>> begin INPUT MATERIAL

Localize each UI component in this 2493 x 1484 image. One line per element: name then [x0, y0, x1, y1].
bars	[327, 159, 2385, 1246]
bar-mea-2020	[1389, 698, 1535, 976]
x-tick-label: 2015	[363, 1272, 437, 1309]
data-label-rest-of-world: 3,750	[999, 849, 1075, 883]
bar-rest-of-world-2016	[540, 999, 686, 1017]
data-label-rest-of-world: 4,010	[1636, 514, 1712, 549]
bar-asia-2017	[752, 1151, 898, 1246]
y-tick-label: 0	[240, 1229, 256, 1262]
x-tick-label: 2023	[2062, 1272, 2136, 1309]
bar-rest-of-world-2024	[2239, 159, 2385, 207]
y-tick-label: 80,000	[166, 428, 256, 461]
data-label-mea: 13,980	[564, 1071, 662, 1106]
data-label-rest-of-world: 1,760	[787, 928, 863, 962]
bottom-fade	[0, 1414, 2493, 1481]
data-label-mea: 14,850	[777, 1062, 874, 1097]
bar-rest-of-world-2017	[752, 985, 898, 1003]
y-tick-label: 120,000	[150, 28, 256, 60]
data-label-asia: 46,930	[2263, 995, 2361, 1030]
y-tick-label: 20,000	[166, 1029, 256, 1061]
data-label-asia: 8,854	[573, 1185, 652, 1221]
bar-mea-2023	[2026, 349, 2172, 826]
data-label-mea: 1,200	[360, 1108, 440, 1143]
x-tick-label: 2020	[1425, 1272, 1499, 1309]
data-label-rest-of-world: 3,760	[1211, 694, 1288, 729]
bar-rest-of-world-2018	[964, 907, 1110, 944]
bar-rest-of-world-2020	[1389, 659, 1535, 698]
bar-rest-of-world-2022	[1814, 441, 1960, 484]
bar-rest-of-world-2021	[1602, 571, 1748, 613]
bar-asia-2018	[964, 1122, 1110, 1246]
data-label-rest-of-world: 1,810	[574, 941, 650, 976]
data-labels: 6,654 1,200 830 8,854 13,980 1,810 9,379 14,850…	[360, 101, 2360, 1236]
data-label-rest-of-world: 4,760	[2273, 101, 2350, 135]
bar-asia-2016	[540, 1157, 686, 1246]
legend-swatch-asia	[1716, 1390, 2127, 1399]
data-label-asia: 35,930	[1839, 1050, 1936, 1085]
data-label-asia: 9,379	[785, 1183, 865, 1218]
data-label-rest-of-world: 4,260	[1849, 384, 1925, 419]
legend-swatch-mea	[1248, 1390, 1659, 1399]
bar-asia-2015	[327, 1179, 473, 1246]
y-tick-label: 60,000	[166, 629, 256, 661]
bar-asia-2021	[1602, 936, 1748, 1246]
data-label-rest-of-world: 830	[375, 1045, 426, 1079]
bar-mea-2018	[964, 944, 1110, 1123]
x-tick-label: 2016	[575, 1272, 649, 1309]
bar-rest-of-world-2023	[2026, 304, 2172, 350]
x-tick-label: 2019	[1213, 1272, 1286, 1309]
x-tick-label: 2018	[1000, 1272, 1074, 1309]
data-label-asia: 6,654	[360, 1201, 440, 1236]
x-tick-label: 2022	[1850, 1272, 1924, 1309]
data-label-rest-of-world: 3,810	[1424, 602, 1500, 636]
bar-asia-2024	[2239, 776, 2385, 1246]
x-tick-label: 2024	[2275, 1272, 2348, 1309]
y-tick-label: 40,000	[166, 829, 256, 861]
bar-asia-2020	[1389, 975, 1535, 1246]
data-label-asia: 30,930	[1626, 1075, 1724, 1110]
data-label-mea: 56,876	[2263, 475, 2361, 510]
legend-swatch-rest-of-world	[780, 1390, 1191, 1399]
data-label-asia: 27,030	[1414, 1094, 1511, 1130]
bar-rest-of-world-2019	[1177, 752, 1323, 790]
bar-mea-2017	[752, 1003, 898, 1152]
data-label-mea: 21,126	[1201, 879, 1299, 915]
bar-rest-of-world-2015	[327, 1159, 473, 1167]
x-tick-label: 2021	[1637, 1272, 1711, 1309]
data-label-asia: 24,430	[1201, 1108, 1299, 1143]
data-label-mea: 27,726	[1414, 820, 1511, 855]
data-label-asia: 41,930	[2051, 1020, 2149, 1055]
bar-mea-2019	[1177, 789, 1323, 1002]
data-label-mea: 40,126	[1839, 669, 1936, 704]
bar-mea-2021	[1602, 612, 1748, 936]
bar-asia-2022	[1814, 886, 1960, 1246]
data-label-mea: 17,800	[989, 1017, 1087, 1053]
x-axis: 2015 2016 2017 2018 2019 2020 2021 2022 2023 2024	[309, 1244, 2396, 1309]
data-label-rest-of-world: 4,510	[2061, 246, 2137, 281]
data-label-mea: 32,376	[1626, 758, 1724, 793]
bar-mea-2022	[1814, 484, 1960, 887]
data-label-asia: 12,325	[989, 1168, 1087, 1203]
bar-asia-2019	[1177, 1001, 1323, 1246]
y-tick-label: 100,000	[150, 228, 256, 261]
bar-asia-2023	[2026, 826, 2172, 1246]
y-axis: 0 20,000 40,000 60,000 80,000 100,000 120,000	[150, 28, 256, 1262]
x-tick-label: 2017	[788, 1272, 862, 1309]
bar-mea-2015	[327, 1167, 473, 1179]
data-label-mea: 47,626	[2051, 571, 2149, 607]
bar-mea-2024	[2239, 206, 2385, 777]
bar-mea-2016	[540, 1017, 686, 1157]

>> end INPUT MATERIAL

TASK TO COMPLETE ::
Reproduce the records verbatim from their first line through the line containing "1390, 2127, 1399]", including both of those lines.

IN RESPONSE ::
Localize each UI component in this 2493 x 1484 image. One line per element: name then [x0, y0, x1, y1].
bars	[327, 159, 2385, 1246]
bar-mea-2020	[1389, 698, 1535, 976]
x-tick-label: 2015	[363, 1272, 437, 1309]
data-label-rest-of-world: 3,750	[999, 849, 1075, 883]
bar-rest-of-world-2016	[540, 999, 686, 1017]
data-label-rest-of-world: 4,010	[1636, 514, 1712, 549]
bar-asia-2017	[752, 1151, 898, 1246]
y-tick-label: 0	[240, 1229, 256, 1262]
x-tick-label: 2023	[2062, 1272, 2136, 1309]
bar-rest-of-world-2024	[2239, 159, 2385, 207]
y-tick-label: 80,000	[166, 428, 256, 461]
data-label-mea: 13,980	[564, 1071, 662, 1106]
data-label-rest-of-world: 1,760	[787, 928, 863, 962]
bottom-fade	[0, 1414, 2493, 1481]
data-label-mea: 14,850	[777, 1062, 874, 1097]
bar-rest-of-world-2017	[752, 985, 898, 1003]
y-tick-label: 120,000	[150, 28, 256, 60]
data-label-asia: 46,930	[2263, 995, 2361, 1030]
y-tick-label: 20,000	[166, 1029, 256, 1061]
data-label-asia: 8,854	[573, 1185, 652, 1221]
bar-mea-2023	[2026, 349, 2172, 826]
data-label-mea: 1,200	[360, 1108, 440, 1143]
x-tick-label: 2020	[1425, 1272, 1499, 1309]
data-label-rest-of-world: 3,760	[1211, 694, 1288, 729]
bar-rest-of-world-2018	[964, 907, 1110, 944]
bar-rest-of-world-2020	[1389, 659, 1535, 698]
bar-rest-of-world-2022	[1814, 441, 1960, 484]
bar-rest-of-world-2021	[1602, 571, 1748, 613]
bar-asia-2018	[964, 1122, 1110, 1246]
data-label-rest-of-world: 1,810	[574, 941, 650, 976]
data-labels: 6,654 1,200 830 8,854 13,980 1,810 9,379 14,850…	[360, 101, 2360, 1236]
data-label-rest-of-world: 4,760	[2273, 101, 2350, 135]
bar-asia-2016	[540, 1157, 686, 1246]
legend-swatch-asia	[1716, 1390, 2127, 1399]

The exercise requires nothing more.